■ EXERCISE BRIEF: Quote all of the data that follows exactly as written, skipping the images.

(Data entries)
○ ○ ○ ○ ○ ○ ○

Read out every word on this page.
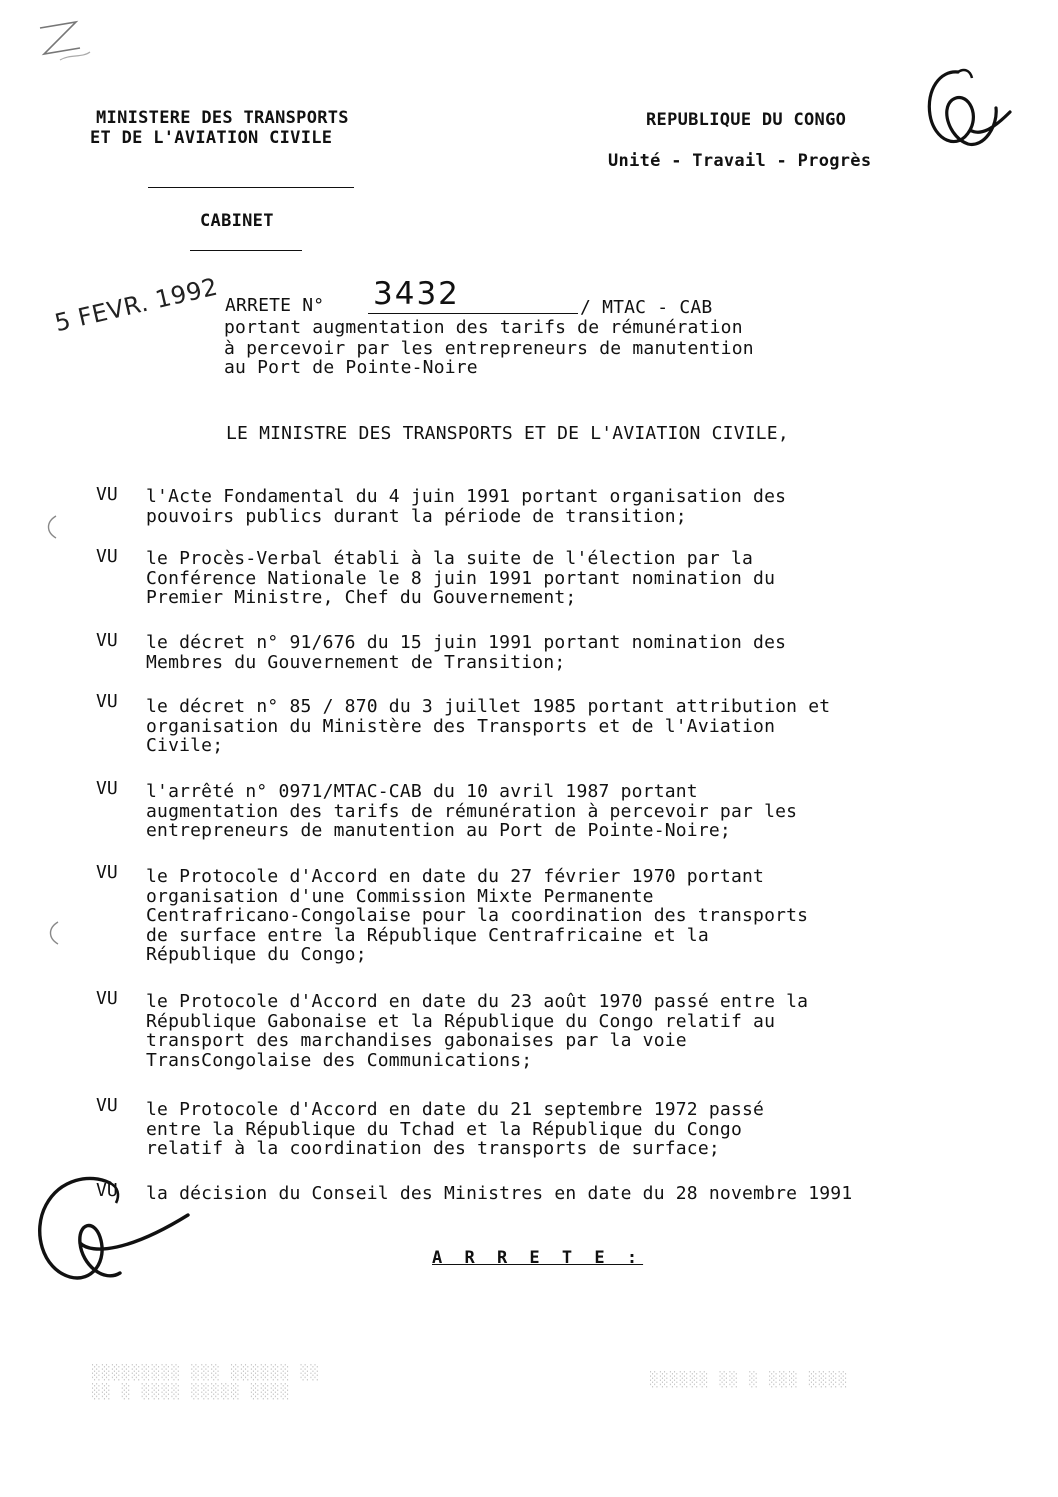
MINISTERE DES TRANSPORTS
ET DE L'AVIATION CIVILE
CABINET
REPUBLIQUE DU CONGO
Unité - Travail - Progrès
5 FEVR. 1992 ARRETE N° 3432	/ MTAC - CAB
portant augmentation des tarifs de rémunération
à percevoir par les entrepreneurs de manutention
au Port de Pointe-Noire
LE MINISTRE DES TRANSPORTS ET DE L'AVIATION CIVILE,
VU l'Acte Fondamental du 4 juin 1991 portant organisation des
pouvoirs publics durant la période de transition;
VU le Procès-Verbal établi à la suite de l'élection par la
Conférence Nationale le 8 juin 1991 portant nomination du
Premier Ministre, Chef du Gouvernement;
VU le décret n° 91/676 du 15 juin 1991 portant nomination des
Membres du Gouvernement de Transition;
VU le décret n° 85 / 870 du 3 juillet 1985 portant attribution et
organisation du Ministère des Transports et de l'Aviation
Civile;
VU l'arrêté n° 0971/MTAC-CAB du 10 avril 1987 portant
augmentation des tarifs de rémunération à percevoir par les
entrepreneurs de manutention au Port de Pointe-Noire;
VU le Protocole d'Accord en date du 27 février 1970 portant
organisation d'une Commission Mixte Permanente
Centrafricano-Congolaise pour la coordination des transports
de surface entre la République Centrafricaine et la
République du Congo;
VU le Protocole d'Accord en date du 23 août 1970 passé entre la
République Gabonaise et la République du Congo relatif au
transport des marchandises gabonaises par la voie
TransCongolaise des Communications;
VU le Protocole d'Accord en date du 21 septembre 1972 passé
entre la République du Tchad et la République du Congo
relatif à la coordination des transports de surface;
VU la décision du Conseil des Ministres en date du 28 novembre 1991
A R R E T E :
░░░░░░░░░ ░░░ ░░░░░░ ░░
░░ ░ ░░░░ ░░░░░ ░░░░
░░░░░░ ░░ ░ ░░░ ░░░░
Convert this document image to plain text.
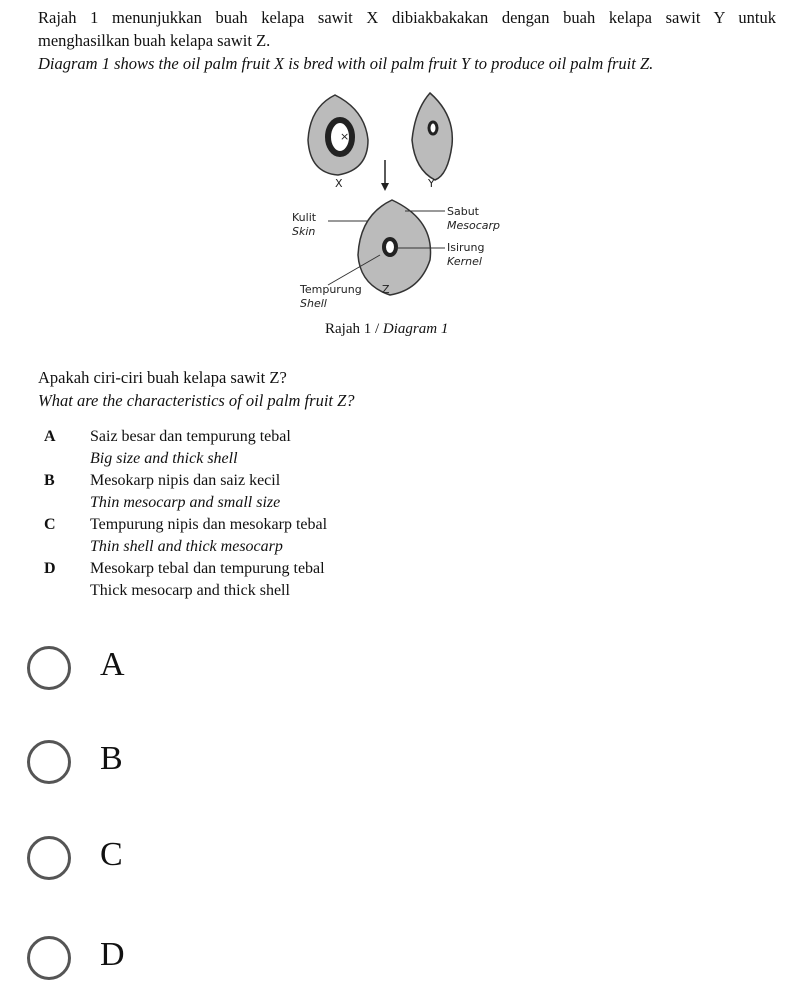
Rajah 1 menunjukkan buah kelapa sawit X dibiakbakakan dengan buah kelapa sawit Y untuk
menghasilkan buah kelapa sawit Z.
Diagram 1 shows the oil palm fruit X is bred with oil palm fruit Y to produce oil palm fruit Z.
×
X	Y
Kulit
Skin
Sabut
Mesocarp
Isirung
Kernel
Tempurung
Shell
Z
Rajah 1 / Diagram 1
Apakah ciri-ciri buah kelapa sawit Z?
What are the characteristics of oil palm fruit Z?
A Saiz besar dan tempurung tebal

Big size and thick shell
B Mesokarp nipis dan saiz kecil

Thin mesocarp and small size
C Tempurung nipis dan mesokarp tebal

Thin shell and thick mesocarp
D Mesokarp tebal dan tempurung tebal

Thick mesocarp and thick shell
A
B
C
D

○ ○ ○ ○ ○ ○ ○

■ THE SOLUTION:
Read out every word on this page.
MINISTERE DES TRANSPORTS
ET DE L'AVIATION CIVILE
CABINET
REPUBLIQUE DU CONGO
Unité - Travail - Progrès
5 FEVR. 1992 ARRETE N° 3432	/ MTAC - CAB
portant augmentation des tarifs de rémunération
à percevoir par les entrepreneurs de manutention
au Port de Pointe-Noire
LE MINISTRE DES TRANSPORTS ET DE L'AVIATION CIVILE,
VU l'Acte Fondamental du 4 juin 1991 portant organisation des
pouvoirs publics durant la période de transition;
VU le Procès-Verbal établi à la suite de l'élection par la
Conférence Nationale le 8 juin 1991 portant nomination du
Premier Ministre, Chef du Gouvernement;
VU le décret n° 91/676 du 15 juin 1991 portant nomination des
Membres du Gouvernement de Transition;
VU le décret n° 85 / 870 du 3 juillet 1985 portant attribution et
organisation du Ministère des Transports et de l'Aviation
Civile;
VU l'arrêté n° 0971/MTAC-CAB du 10 avril 1987 portant
augmentation des tarifs de rémunération à percevoir par les
entrepreneurs de manutention au Port de Pointe-Noire;
VU le Protocole d'Accord en date du 27 février 1970 portant
organisation d'une Commission Mixte Permanente
Centrafricano-Congolaise pour la coordination des transports
de surface entre la République Centrafricaine et la
République du Congo;
VU le Protocole d'Accord en date du 23 août 1970 passé entre la
République Gabonaise et la République du Congo relatif au
transport des marchandises gabonaises par la voie
TransCongolaise des Communications;
VU le Protocole d'Accord en date du 21 septembre 1972 passé
entre la République du Tchad et la République du Congo
relatif à la coordination des transports de surface;
VU la décision du Conseil des Ministres en date du 28 novembre 1991
A R R E T E :
░░░░░░░░░ ░░░ ░░░░░░ ░░
░░ ░ ░░░░ ░░░░░ ░░░░
░░░░░░ ░░ ░ ░░░ ░░░░
Convert this document image to plain text.
Rajah 1 menunjukkan buah kelapa sawit X dibiakbakakan dengan buah kelapa sawit Y untuk
menghasilkan buah kelapa sawit Z.
Diagram 1 shows the oil palm fruit X is bred with oil palm fruit Y to produce oil palm fruit Z.
×
X	Y
Kulit
Skin
Sabut
Mesocarp
Isirung
Kernel
Tempurung
Shell
Z
Rajah 1 / Diagram 1
Apakah ciri-ciri buah kelapa sawit Z?
What are the characteristics of oil palm fruit Z?
A Saiz besar dan tempurung tebal

Big size and thick shell
B Mesokarp nipis dan saiz kecil

Thin mesocarp and small size
C Tempurung nipis dan mesokarp tebal

Thin shell and thick mesocarp
D Mesokarp tebal dan tempurung tebal

Thick mesocarp and thick shell
A
B
C
D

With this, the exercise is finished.